| TASK DETAILS |
Without skipping anything, write out each record below exactly.

====== RECORDS FOR THE TASK ======

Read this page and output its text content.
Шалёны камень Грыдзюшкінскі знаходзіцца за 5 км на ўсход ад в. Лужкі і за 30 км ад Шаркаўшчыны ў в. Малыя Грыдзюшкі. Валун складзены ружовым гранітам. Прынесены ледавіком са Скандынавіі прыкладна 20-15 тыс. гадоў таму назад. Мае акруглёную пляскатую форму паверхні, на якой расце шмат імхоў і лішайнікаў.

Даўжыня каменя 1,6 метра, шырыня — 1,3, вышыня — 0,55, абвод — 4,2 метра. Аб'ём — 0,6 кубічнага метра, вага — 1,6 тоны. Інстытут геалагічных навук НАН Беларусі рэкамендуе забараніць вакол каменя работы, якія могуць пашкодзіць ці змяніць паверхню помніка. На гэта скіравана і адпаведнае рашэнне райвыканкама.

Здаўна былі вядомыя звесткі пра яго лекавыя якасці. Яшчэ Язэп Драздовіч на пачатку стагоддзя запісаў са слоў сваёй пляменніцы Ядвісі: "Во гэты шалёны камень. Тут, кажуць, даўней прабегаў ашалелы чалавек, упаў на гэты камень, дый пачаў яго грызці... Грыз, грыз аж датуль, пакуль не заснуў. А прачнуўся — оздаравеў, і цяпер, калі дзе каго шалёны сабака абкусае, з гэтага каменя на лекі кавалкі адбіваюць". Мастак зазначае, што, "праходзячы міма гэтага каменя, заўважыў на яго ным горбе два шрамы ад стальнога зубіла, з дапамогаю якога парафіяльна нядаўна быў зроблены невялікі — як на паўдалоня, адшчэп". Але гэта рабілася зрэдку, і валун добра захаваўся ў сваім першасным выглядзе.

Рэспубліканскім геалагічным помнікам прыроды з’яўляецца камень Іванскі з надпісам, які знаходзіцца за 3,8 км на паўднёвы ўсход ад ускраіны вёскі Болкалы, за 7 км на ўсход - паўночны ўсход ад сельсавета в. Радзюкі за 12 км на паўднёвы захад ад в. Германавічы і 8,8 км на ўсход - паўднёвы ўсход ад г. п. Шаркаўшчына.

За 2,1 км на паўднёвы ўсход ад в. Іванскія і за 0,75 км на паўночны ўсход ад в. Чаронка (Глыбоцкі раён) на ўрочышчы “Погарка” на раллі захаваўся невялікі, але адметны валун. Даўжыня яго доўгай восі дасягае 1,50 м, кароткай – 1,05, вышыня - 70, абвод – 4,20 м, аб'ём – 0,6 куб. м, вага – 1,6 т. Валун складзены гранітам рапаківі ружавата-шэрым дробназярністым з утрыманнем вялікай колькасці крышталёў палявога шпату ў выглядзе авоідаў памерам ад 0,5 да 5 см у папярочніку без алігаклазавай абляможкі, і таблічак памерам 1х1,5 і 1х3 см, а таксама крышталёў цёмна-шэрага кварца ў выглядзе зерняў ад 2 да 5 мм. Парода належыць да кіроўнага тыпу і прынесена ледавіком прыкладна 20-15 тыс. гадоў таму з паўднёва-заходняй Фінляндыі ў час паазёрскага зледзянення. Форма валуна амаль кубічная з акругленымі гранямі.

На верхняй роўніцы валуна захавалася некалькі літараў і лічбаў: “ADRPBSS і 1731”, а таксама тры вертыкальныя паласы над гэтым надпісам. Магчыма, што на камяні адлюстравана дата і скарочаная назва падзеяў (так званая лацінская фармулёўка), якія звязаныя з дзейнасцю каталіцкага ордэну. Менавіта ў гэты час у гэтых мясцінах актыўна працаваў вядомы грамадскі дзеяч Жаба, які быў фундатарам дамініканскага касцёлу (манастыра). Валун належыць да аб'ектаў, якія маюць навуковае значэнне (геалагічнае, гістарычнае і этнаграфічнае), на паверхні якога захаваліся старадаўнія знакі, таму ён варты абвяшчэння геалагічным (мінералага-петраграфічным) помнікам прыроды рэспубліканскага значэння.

======

| SOLVED EXERCISE |
Read this page and output its text content.
Шалёны камень Грыдзюшкінскі знаходзіцца за 5 км на ўсход ад в. Лужкі і за 30 км ад Шаркаўшчыны ў в. Малыя Грыдзюшкі. Валун складзены ружовым гранітам. Прынесены ледавіком са Скандынавіі прыкладна 20-15 тыс. гадоў таму назад. Мае акруглёную пляскатую форму паверхні, на якой расце шмат імхоў і лішайнікаў.

Даўжыня каменя 1,6 метра, шырыня — 1,3, вышыня — 0,55, абвод — 4,2 метра. Аб'ём — 0,6 кубічнага метра, вага — 1,6 тоны. Інстытут геалагічных навук НАН Беларусі рэкамендуе забараніць вакол каменя работы, якія могуць пашкодзіць ці змяніць паверхню помніка. На гэта скіравана і адпаведнае рашэнне райвыканкама.

Здаўна былі вядомыя звесткі пра яго лекавыя якасці. Яшчэ Язэп Драздовіч на пачатку стагоддзя запісаў са слоў сваёй пляменніцы Ядвісі: "Во гэты шалёны камень. Тут, кажуць, даўней прабегаў ашалелы чалавек, упаў на гэты камень, дый пачаў яго грызці... Грыз, грыз аж датуль, пакуль не заснуў. А прачнуўся — оздаравеў, і цяпер, калі дзе каго шалёны сабака абкусае, з гэтага каменя на лекі кавалкі адбіваюць". Мастак зазначае, што, "праходзячы міма гэтага каменя, заўважыў на яго ным горбе два шрамы ад стальнога зубіла, з дапамогаю якога парафіяльна нядаўна быў зроблены невялікі — як на паўдалоня, адшчэп". Але гэта рабілася зрэдку, і валун добра захаваўся ў сваім першасным выглядзе.

Рэспубліканскім геалагічным помнікам прыроды з’яўляецца камень Іванскі з надпісам, які знаходзіцца за 3,8 км на паўднёвы ўсход ад ускраіны вёскі Болкалы, за 7 км на ўсход - паўночны ўсход ад сельсавета в. Радзюкі за 12 км на паўднёвы захад ад в. Германавічы і 8,8 км на ўсход - паўднёвы ўсход ад г. п. Шаркаўшчына.

За 2,1 км на паўднёвы ўсход ад в. Іванскія і за 0,75 км на паўночны ўсход ад в. Чаронка (Глыбоцкі раён) на ўрочышчы “Погарка” на раллі захаваўся невялікі, але адметны валун. Даўжыня яго доўгай восі дасягае 1,50 м, кароткай – 1,05, вышыня - 70, абвод – 4,20 м, аб'ём – 0,6 куб. м, вага – 1,6 т. Валун складзены гранітам рапаківі ружавата-шэрым дробназярністым з утрыманнем вялікай колькасці крышталёў палявога шпату ў выглядзе авоідаў памерам ад 0,5 да 5 см у папярочніку без алігаклазавай абляможкі, і таблічак памерам 1х1,5 і 1х3 см, а таксама крышталёў цёмна-шэрага кварца ў выглядзе зерняў ад 2 да 5 мм. Парода належыць да кіроўнага тыпу і прынесена ледавіком прыкладна 20-15 тыс. гадоў таму з паўднёва-заходняй Фінляндыі ў час паазёрскага зледзянення. Форма валуна амаль кубічная з акругленымі гранямі.

На верхняй роўніцы валуна захавалася некалькі літараў і лічбаў: “ADRPBSS і 1731”, а таксама тры вертыкальныя паласы над гэтым надпісам. Магчыма, што на камяні адлюстравана дата і скарочаная назва падзеяў (так званая лацінская фармулёўка), якія звязаныя з дзейнасцю каталіцкага ордэну. Менавіта ў гэты час у гэтых мясцінах актыўна працаваў вядомы грамадскі дзеяч Жаба, які быў фундатарам дамініканскага касцёлу (манастыра). Валун належыць да аб'ектаў, якія маюць навуковае значэнне (геалагічнае, гістарычнае і этнаграфічнае), на паверхні якога захаваліся старадаўнія знакі, таму ён варты абвяшчэння геалагічным (мінералага-петраграфічным) помнікам прыроды рэспубліканскага значэння.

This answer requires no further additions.